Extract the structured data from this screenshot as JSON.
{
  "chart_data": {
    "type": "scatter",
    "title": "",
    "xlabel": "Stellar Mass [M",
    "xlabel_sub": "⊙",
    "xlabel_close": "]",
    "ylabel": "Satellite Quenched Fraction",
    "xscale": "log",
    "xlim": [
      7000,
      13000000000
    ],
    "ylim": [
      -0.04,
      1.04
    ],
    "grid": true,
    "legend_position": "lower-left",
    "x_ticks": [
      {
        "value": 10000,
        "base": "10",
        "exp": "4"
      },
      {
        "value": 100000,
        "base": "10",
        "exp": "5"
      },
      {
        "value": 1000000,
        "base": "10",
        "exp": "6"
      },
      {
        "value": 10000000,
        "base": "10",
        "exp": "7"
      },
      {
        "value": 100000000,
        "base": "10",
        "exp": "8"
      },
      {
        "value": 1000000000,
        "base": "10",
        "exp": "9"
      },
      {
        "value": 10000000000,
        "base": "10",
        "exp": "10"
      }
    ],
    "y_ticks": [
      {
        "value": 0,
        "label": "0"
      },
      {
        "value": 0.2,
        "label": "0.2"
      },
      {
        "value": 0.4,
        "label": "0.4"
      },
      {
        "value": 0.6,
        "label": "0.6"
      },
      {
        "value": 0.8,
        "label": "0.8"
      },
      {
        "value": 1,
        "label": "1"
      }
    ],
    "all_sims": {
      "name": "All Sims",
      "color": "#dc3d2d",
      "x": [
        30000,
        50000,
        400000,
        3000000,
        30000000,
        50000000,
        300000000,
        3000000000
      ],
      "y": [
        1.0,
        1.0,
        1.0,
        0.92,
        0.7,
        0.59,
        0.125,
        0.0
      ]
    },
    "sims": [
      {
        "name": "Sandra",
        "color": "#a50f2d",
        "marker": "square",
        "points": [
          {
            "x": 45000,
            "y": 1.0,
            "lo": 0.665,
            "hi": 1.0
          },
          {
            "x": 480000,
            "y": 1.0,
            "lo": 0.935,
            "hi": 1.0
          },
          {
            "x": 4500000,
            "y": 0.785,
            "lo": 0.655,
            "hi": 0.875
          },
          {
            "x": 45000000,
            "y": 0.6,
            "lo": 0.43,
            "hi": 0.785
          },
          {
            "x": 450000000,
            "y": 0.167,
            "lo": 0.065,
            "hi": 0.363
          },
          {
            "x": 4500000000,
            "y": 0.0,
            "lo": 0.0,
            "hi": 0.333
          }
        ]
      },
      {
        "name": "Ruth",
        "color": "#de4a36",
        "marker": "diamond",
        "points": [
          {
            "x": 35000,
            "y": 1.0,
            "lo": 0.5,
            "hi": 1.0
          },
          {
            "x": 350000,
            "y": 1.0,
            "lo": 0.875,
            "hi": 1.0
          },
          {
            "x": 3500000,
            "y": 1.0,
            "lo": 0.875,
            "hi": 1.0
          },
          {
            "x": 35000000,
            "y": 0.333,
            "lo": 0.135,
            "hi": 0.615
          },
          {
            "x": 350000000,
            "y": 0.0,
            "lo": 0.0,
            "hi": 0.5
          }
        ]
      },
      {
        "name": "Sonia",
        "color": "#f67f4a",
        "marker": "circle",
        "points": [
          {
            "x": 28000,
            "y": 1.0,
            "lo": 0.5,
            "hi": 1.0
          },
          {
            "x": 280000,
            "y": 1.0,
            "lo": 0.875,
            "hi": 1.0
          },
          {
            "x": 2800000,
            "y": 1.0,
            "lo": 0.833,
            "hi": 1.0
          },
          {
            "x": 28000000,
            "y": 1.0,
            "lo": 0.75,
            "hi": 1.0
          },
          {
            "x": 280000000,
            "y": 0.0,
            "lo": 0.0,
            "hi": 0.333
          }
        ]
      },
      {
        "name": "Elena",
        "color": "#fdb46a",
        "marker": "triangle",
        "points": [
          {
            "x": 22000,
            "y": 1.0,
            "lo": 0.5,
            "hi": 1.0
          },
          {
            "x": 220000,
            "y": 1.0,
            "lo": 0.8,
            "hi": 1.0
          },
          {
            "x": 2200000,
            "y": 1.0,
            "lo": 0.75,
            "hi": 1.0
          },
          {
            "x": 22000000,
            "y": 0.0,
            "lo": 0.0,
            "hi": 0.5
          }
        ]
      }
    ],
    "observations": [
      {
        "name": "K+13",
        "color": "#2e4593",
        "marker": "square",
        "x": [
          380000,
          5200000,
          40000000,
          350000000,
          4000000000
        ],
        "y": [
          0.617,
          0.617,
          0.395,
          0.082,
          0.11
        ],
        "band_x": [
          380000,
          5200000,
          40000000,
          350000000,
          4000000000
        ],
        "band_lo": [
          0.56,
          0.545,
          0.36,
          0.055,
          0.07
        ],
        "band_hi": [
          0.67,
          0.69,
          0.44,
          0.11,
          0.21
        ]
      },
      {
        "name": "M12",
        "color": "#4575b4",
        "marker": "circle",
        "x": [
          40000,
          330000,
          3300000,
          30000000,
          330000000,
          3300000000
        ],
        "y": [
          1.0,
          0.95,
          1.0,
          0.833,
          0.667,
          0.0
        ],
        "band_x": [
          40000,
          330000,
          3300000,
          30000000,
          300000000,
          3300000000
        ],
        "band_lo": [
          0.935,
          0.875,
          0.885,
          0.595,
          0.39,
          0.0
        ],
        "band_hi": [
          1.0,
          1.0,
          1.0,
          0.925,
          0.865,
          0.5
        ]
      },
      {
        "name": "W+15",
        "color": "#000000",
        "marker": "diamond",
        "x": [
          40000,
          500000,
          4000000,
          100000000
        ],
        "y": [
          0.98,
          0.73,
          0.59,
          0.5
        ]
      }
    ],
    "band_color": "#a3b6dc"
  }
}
________________
Problem to work on: Output all preceding records character for character.

Task answer:
Extract the structured data from this screenshot as JSON.
{
  "chart_data": {
    "type": "scatter",
    "title": "",
    "xlabel": "Stellar Mass [M",
    "xlabel_sub": "⊙",
    "xlabel_close": "]",
    "ylabel": "Satellite Quenched Fraction",
    "xscale": "log",
    "xlim": [
      7000,
      13000000000
    ],
    "ylim": [
      -0.04,
      1.04
    ],
    "grid": true,
    "legend_position": "lower-left",
    "x_ticks": [
      {
        "value": 10000,
        "base": "10",
        "exp": "4"
      },
      {
        "value": 100000,
        "base": "10",
        "exp": "5"
      },
      {
        "value": 1000000,
        "base": "10",
        "exp": "6"
      },
      {
        "value": 10000000,
        "base": "10",
        "exp": "7"
      },
      {
        "value": 100000000,
        "base": "10",
        "exp": "8"
      },
      {
        "value": 1000000000,
        "base": "10",
        "exp": "9"
      },
      {
        "value": 10000000000,
        "base": "10",
        "exp": "10"
      }
    ],
    "y_ticks": [
      {
        "value": 0,
        "label": "0"
      },
      {
        "value": 0.2,
        "label": "0.2"
      },
      {
        "value": 0.4,
        "label": "0.4"
      },
      {
        "value": 0.6,
        "label": "0.6"
      },
      {
        "value": 0.8,
        "label": "0.8"
      },
      {
        "value": 1,
        "label": "1"
      }
    ],
    "all_sims": {
      "name": "All Sims",
      "color": "#dc3d2d",
      "x": [
        30000,
        50000,
        400000,
        3000000,
        30000000,
        50000000,
        300000000,
        3000000000
      ],
      "y": [
        1.0,
        1.0,
        1.0,
        0.92,
        0.7,
        0.59,
        0.125,
        0.0
      ]
    },
    "sims": [
      {
        "name": "Sandra",
        "color": "#a50f2d",
        "marker": "square",
        "points": [
          {
            "x": 45000,
            "y": 1.0,
            "lo": 0.665,
            "hi": 1.0
          },
          {
            "x": 480000,
            "y": 1.0,
            "lo": 0.935,
            "hi": 1.0
          },
          {
            "x": 4500000,
            "y": 0.785,
            "lo": 0.655,
            "hi": 0.875
          },
          {
            "x": 45000000,
            "y": 0.6,
            "lo": 0.43,
            "hi": 0.785
          },
          {
            "x": 450000000,
            "y": 0.167,
            "lo": 0.065,
            "hi": 0.363
          },
          {
            "x": 4500000000,
            "y": 0.0,
            "lo": 0.0,
            "hi": 0.333
          }
        ]
      },
      {
        "name": "Ruth",
        "color": "#de4a36",
        "marker": "diamond",
        "points": [
          {
            "x": 35000,
            "y": 1.0,
            "lo": 0.5,
            "hi": 1.0
          },
          {
            "x": 350000,
            "y": 1.0,
            "lo": 0.875,
            "hi": 1.0
          },
          {
            "x": 3500000,
            "y": 1.0,
            "lo": 0.875,
            "hi": 1.0
          },
          {
            "x": 35000000,
            "y": 0.333,
            "lo": 0.135,
            "hi": 0.615
          },
          {
            "x": 350000000,
            "y": 0.0,
            "lo": 0.0,
            "hi": 0.5
          }
        ]
      },
      {
        "name": "Sonia",
        "color": "#f67f4a",
        "marker": "circle",
        "points": [
          {
            "x": 28000,
            "y": 1.0,
            "lo": 0.5,
            "hi": 1.0
          },
          {
            "x": 280000,
            "y": 1.0,
            "lo": 0.875,
            "hi": 1.0
          },
          {
            "x": 2800000,
            "y": 1.0,
            "lo": 0.833,
            "hi": 1.0
          },
          {
            "x": 28000000,
            "y": 1.0,
            "lo": 0.75,
            "hi": 1.0
          },
          {
            "x": 280000000,
            "y": 0.0,
            "lo": 0.0,
            "hi": 0.333
          }
        ]
      },
      {
        "name": "Elena",
        "color": "#fdb46a",
        "marker": "triangle",
        "points": [
          {
            "x": 22000,
            "y": 1.0,
            "lo": 0.5,
            "hi": 1.0
          },
          {
            "x": 220000,
            "y": 1.0,
            "lo": 0.8,
            "hi": 1.0
          },
          {
            "x": 2200000,
            "y": 1.0,
            "lo": 0.75,
            "hi": 1.0
          },
          {
            "x": 22000000,
            "y": 0.0,
            "lo": 0.0,
            "hi": 0.5
          }
        ]
      }
    ],
    "observations": [
      {
        "name": "K+13",
        "color": "#2e4593",
        "marker": "square",
        "x": [
          380000,
          5200000,
          40000000,
          350000000,
          4000000000
        ],
        "y": [
          0.617,
          0.617,
          0.395,
          0.082,
          0.11
        ],
        "band_x": [
          380000,
          5200000,
          40000000,
          350000000,
          4000000000
        ],
        "band_lo": [
          0.56,
          0.545,
          0.36,
          0.055,
          0.07
        ],
        "band_hi": [
          0.67,
          0.69,
          0.44,
          0.11,
          0.21
        ]
      },
      {
        "name": "M12",
        "color": "#4575b4",
        "marker": "circle",
        "x": [
          40000,
          330000,
          3300000,
          30000000,
          330000000,
          3300000000
        ],
        "y": [
          1.0,
          0.95,
          1.0,
          0.833,
          0.667,
          0.0
        ],
        "band_x": [
          40000,
          330000,
          3300000,
          30000000,
          300000000,
          3300000000
        ],
        "band_lo": [
          0.935,
          0.875,
          0.885,
          0.595,
          0.39,
          0.0
        ],
        "band_hi": [
          1.0,
          1.0,
          1.0,
          0.925,
          0.865,
          0.5
        ]
      },
      {
        "name": "W+15",
        "color": "#000000",
        "marker": "diamond",
        "x": [
          40000,
          500000,
          4000000,
          100000000
        ],
        "y": [
          0.98,
          0.73,
          0.59,
          0.5
        ]
      }
    ],
    "band_color": "#a3b6dc"
  }
}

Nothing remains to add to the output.